■ **Exercise requirements**
Check every line of the data below for the string "JSON", and copy the ones that hold it.

──────── Source records

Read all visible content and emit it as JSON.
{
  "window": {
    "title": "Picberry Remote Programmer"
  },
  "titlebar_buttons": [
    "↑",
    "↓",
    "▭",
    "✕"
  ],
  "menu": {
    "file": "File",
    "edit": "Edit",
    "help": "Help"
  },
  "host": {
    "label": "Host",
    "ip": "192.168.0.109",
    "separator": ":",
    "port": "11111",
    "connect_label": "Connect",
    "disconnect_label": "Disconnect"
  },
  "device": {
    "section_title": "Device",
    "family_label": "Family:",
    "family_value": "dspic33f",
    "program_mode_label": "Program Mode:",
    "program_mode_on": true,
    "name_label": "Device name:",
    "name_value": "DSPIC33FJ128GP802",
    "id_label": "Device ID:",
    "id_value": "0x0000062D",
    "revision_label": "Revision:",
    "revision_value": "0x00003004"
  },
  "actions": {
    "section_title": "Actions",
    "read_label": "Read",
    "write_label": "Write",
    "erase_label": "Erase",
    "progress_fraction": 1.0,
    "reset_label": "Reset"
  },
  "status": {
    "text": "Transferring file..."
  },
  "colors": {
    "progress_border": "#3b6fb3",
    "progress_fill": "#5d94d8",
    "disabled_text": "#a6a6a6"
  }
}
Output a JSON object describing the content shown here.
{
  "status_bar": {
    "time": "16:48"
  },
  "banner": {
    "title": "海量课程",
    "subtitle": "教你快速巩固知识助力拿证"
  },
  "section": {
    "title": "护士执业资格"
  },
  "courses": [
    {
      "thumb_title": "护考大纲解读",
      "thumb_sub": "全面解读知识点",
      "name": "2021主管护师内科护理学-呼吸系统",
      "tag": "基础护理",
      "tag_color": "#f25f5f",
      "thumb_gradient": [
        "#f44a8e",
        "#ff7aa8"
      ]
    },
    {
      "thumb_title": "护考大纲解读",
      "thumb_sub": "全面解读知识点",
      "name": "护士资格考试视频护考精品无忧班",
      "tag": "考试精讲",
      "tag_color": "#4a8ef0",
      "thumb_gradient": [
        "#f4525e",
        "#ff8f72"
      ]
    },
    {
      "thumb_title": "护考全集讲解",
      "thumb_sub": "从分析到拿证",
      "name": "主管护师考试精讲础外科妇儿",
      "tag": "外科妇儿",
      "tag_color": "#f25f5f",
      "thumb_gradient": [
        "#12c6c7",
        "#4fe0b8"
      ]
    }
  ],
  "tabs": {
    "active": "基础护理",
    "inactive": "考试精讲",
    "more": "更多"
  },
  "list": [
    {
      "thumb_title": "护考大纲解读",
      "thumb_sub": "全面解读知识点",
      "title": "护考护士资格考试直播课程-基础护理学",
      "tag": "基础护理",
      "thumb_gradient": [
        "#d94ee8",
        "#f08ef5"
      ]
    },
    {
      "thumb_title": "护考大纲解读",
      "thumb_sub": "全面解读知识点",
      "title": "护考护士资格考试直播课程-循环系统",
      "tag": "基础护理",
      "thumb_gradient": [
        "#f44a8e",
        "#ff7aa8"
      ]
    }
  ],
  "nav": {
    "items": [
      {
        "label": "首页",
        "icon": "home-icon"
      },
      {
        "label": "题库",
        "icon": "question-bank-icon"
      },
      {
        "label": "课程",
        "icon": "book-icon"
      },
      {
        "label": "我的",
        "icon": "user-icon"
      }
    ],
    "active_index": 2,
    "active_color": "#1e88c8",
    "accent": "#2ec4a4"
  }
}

────────────────
──────── Source records

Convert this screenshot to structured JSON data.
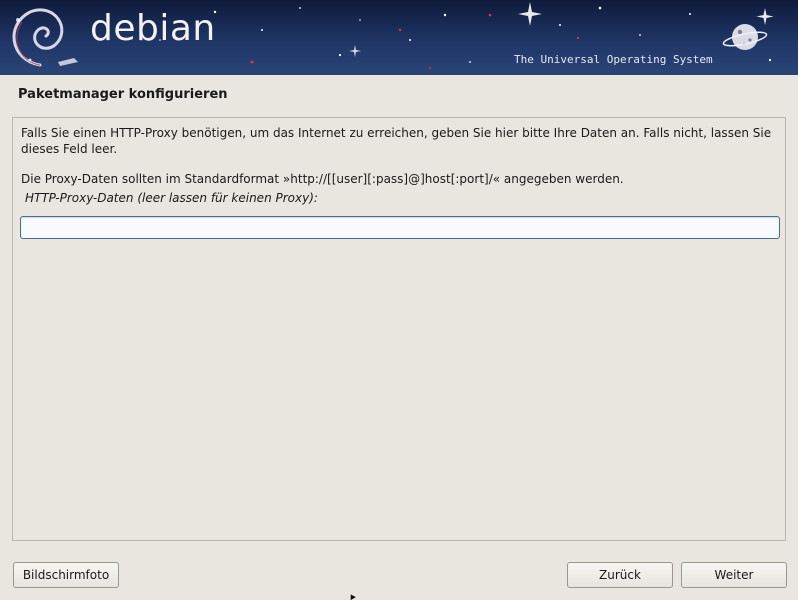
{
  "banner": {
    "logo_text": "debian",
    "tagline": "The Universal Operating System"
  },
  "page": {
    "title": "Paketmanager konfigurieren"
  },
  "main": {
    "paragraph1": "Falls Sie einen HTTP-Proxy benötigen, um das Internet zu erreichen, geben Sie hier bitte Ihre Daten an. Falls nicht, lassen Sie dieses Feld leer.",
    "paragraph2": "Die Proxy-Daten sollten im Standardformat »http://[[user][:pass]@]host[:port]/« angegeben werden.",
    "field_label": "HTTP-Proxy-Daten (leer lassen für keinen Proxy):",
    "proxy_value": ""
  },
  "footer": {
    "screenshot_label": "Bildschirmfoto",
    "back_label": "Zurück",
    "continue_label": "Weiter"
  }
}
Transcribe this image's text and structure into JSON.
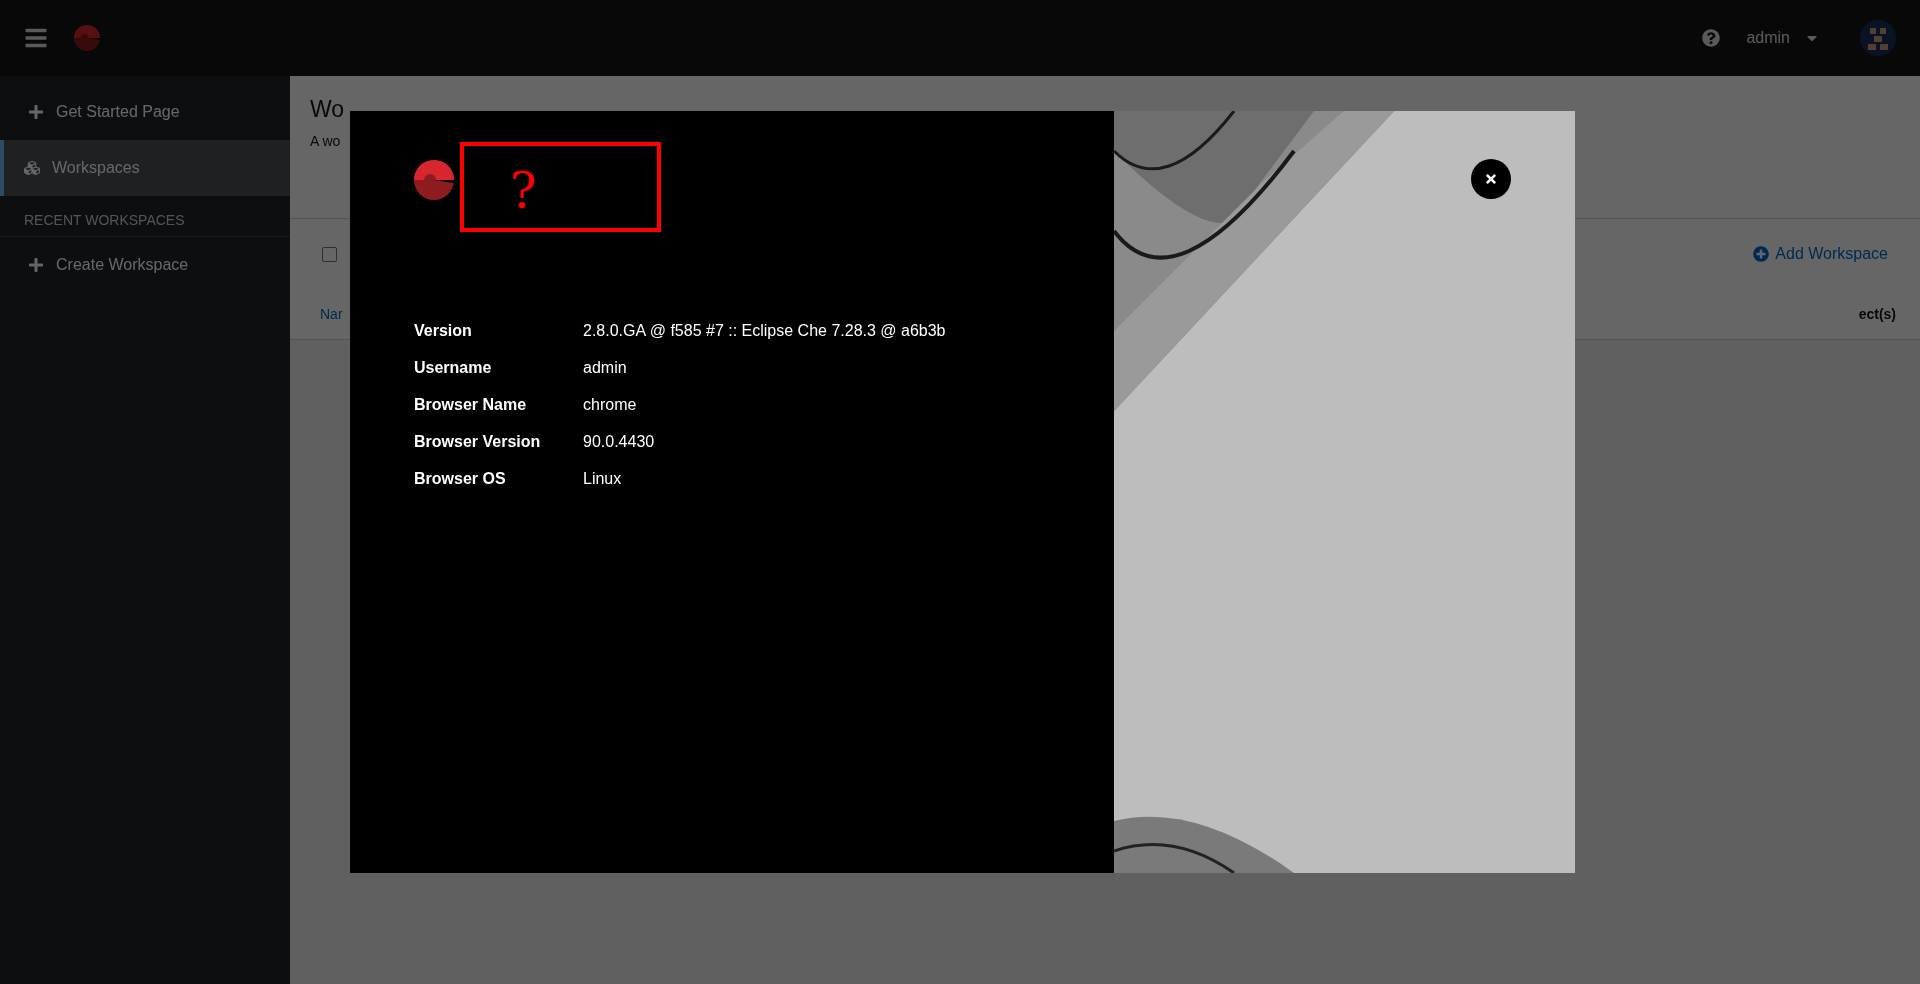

────────────────
──────── Source records

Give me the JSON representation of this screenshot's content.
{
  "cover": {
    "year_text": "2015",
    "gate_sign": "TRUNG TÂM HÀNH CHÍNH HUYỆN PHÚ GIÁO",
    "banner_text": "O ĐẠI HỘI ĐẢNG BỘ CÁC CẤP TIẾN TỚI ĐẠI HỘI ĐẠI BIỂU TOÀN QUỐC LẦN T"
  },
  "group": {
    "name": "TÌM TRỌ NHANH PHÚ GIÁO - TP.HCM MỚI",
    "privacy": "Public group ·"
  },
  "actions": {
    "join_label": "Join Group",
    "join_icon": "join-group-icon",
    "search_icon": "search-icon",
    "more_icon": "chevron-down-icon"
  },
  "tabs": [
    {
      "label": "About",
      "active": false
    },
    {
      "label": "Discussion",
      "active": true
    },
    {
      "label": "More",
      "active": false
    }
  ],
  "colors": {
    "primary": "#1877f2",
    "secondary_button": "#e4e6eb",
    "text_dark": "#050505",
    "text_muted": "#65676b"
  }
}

────────────────

■ **Correct answer**
Read all visible content and emit it as JSON.
Output a JSON object describing the content shown here.
Convert this screenshot to structured JSON data.
Transcribe this image's text and structure into JSON.
Give me the JSON representation of this screenshot's content.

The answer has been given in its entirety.